> **BRIEF**
Give only the count of lines containing "latest".

-- BEGIN DATA TO PROCESS --

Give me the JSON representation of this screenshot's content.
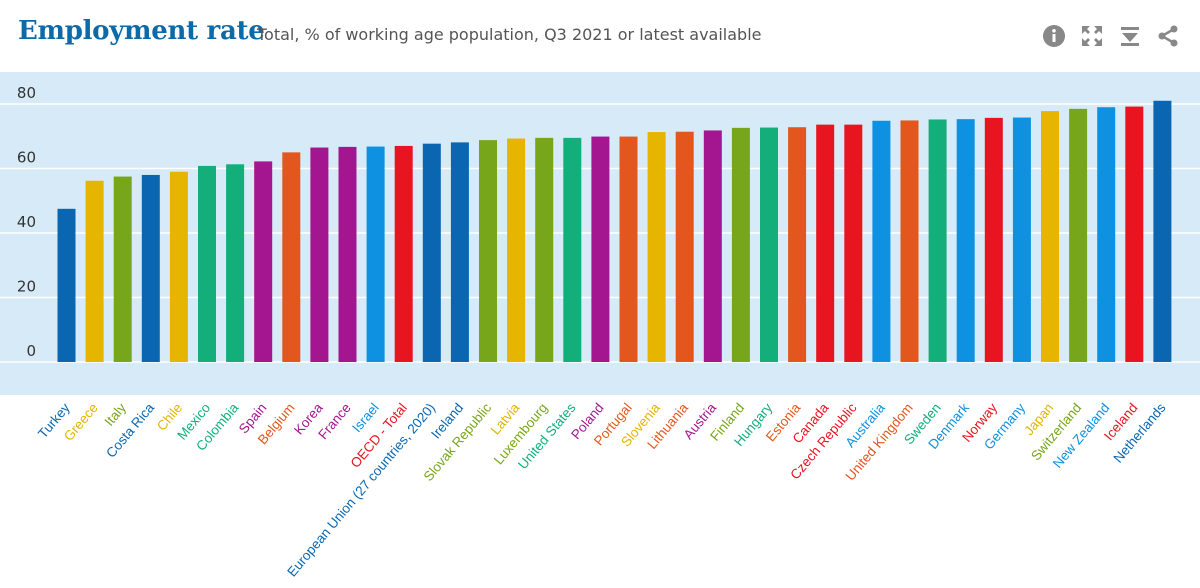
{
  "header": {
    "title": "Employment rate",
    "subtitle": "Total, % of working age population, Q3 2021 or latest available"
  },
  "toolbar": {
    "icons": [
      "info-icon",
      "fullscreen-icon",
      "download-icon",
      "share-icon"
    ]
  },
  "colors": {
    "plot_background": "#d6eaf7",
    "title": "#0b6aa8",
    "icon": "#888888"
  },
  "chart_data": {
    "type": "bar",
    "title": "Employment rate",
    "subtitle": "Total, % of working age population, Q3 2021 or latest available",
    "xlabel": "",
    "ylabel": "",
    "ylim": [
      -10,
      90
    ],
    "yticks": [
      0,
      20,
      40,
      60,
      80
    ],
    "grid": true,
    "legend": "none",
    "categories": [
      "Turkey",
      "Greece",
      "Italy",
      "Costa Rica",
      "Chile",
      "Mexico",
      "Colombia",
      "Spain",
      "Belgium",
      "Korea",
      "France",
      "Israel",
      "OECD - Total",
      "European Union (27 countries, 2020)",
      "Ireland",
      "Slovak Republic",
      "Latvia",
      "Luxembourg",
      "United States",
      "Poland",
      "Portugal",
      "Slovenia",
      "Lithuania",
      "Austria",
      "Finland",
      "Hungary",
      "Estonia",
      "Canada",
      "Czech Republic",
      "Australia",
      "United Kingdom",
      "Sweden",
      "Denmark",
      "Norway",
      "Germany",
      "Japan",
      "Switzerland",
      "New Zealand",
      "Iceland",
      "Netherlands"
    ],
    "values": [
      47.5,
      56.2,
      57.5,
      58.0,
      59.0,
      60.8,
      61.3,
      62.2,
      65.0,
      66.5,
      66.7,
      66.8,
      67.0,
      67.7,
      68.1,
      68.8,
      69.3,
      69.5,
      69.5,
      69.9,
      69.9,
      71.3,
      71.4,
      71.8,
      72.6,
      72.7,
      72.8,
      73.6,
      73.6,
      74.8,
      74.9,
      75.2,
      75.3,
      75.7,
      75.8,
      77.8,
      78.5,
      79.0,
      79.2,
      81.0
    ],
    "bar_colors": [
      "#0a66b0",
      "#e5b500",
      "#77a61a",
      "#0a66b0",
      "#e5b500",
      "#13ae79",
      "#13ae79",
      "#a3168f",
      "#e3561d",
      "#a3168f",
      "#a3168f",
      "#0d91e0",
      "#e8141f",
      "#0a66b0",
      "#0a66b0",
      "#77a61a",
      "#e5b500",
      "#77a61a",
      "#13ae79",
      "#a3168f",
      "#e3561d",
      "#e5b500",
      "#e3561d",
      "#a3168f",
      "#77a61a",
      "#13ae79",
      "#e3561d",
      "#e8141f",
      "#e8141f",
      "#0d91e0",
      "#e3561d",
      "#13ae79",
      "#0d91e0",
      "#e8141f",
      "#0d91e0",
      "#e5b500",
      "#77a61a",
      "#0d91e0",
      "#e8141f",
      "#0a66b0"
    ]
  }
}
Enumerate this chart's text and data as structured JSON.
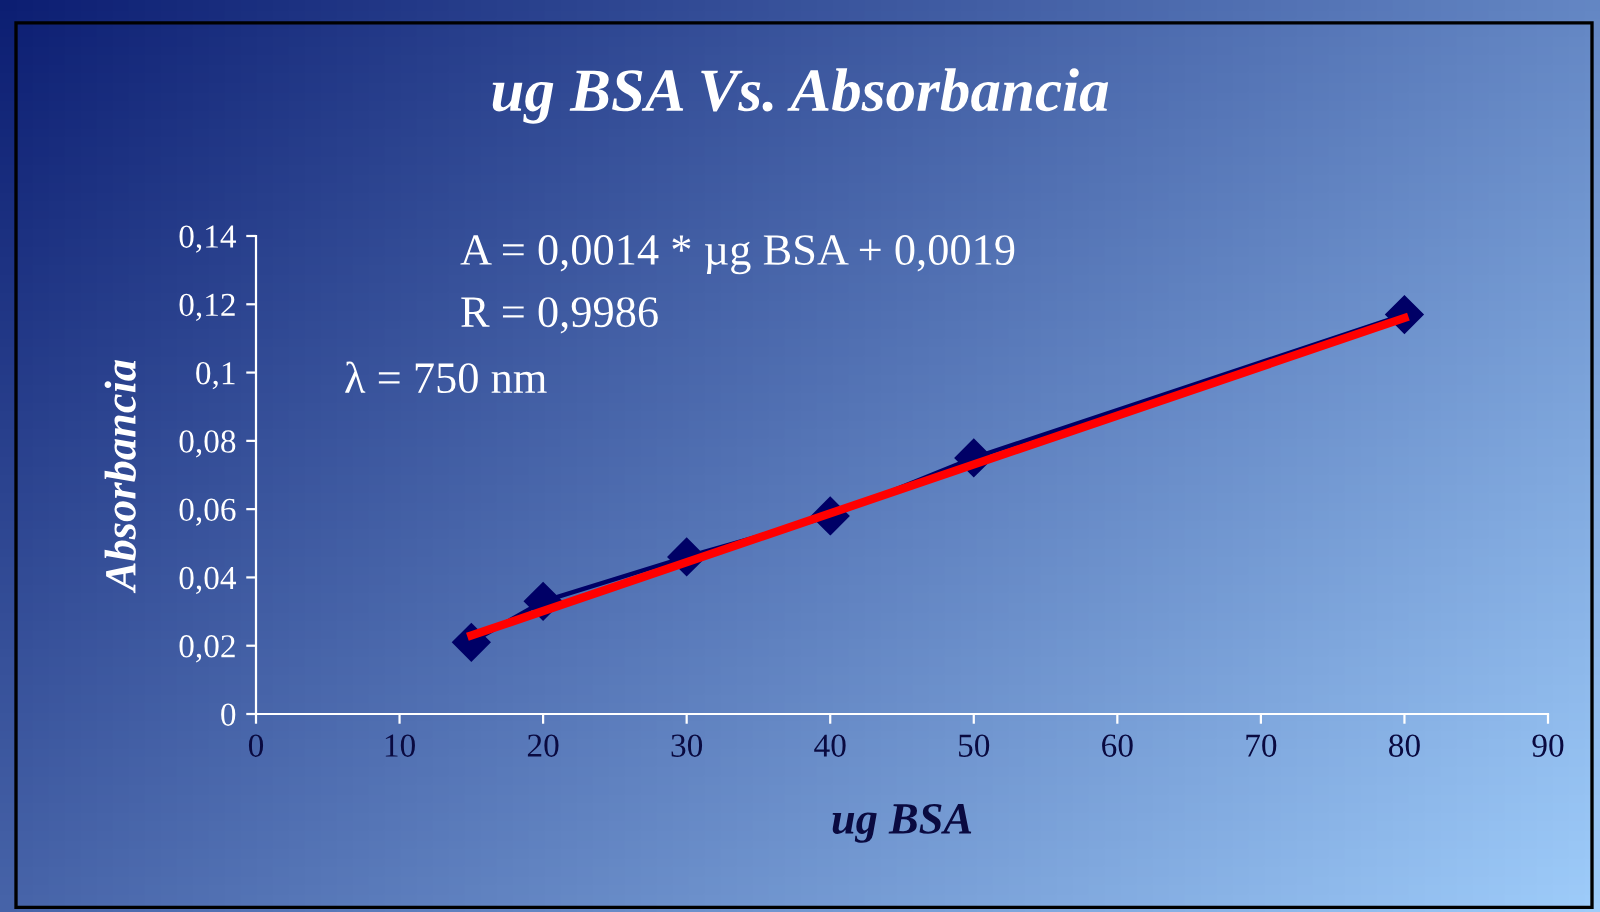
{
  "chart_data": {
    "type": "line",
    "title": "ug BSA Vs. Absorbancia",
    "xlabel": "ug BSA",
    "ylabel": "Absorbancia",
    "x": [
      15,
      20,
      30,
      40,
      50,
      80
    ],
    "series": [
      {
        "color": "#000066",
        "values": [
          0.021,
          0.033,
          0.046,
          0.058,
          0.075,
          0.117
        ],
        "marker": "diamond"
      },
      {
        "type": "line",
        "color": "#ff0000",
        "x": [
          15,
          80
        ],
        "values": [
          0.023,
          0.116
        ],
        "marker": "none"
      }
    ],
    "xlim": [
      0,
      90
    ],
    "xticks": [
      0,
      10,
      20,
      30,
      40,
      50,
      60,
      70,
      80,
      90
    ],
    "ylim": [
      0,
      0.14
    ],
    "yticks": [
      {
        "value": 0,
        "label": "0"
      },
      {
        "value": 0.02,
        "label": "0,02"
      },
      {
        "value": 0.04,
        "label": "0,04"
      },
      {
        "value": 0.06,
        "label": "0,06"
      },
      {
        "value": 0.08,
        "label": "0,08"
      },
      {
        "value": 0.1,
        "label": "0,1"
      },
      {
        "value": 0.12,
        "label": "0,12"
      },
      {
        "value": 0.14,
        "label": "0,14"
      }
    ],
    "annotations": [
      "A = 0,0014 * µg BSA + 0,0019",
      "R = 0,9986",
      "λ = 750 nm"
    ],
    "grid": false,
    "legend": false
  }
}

-- END DATA TO PROCESS --
-- BEGIN DATA TO PROCESS --

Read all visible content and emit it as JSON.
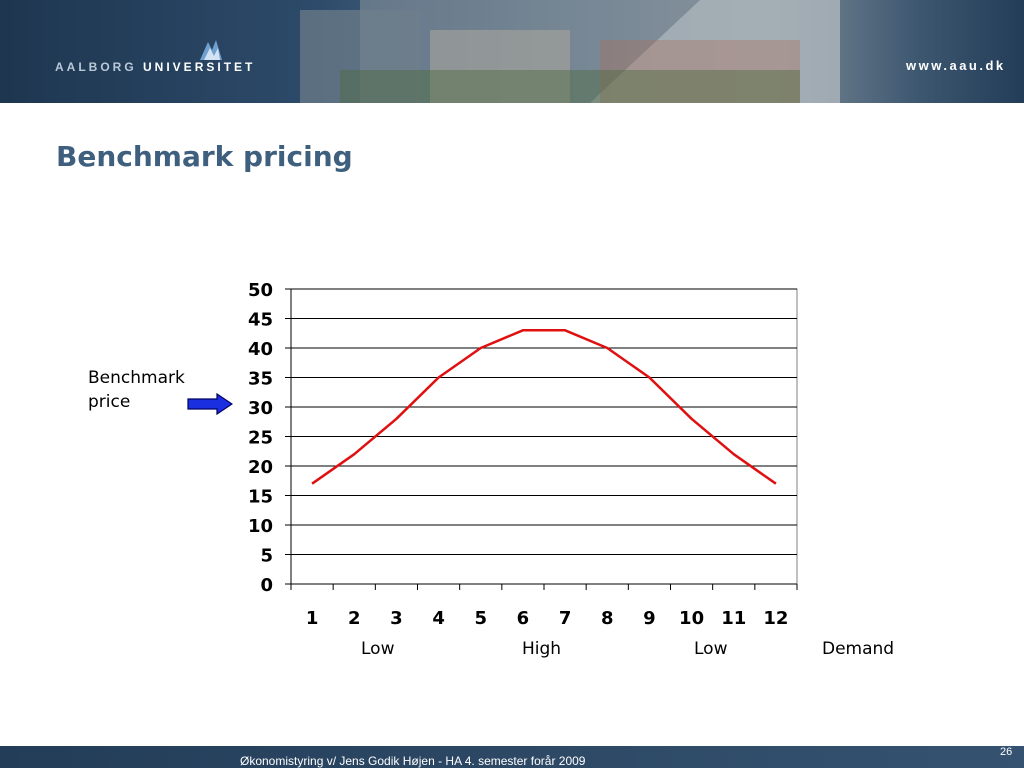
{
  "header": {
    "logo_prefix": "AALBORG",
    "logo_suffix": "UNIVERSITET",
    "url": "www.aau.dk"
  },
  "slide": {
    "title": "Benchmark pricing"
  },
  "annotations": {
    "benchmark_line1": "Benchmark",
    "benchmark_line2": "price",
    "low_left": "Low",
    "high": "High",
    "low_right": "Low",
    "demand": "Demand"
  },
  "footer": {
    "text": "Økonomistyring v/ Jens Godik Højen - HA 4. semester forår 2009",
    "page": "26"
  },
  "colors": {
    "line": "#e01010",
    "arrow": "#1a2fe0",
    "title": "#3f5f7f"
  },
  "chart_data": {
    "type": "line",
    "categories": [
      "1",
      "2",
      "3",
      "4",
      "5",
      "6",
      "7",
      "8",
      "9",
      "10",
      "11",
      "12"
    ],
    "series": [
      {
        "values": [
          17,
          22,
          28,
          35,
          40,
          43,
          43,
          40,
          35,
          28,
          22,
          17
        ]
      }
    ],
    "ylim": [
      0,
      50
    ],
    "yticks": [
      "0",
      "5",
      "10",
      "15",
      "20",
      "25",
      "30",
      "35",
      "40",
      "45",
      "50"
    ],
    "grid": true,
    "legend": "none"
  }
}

-- END DATA TO PROCESS --

> **PROBLEM SOLUTION**
2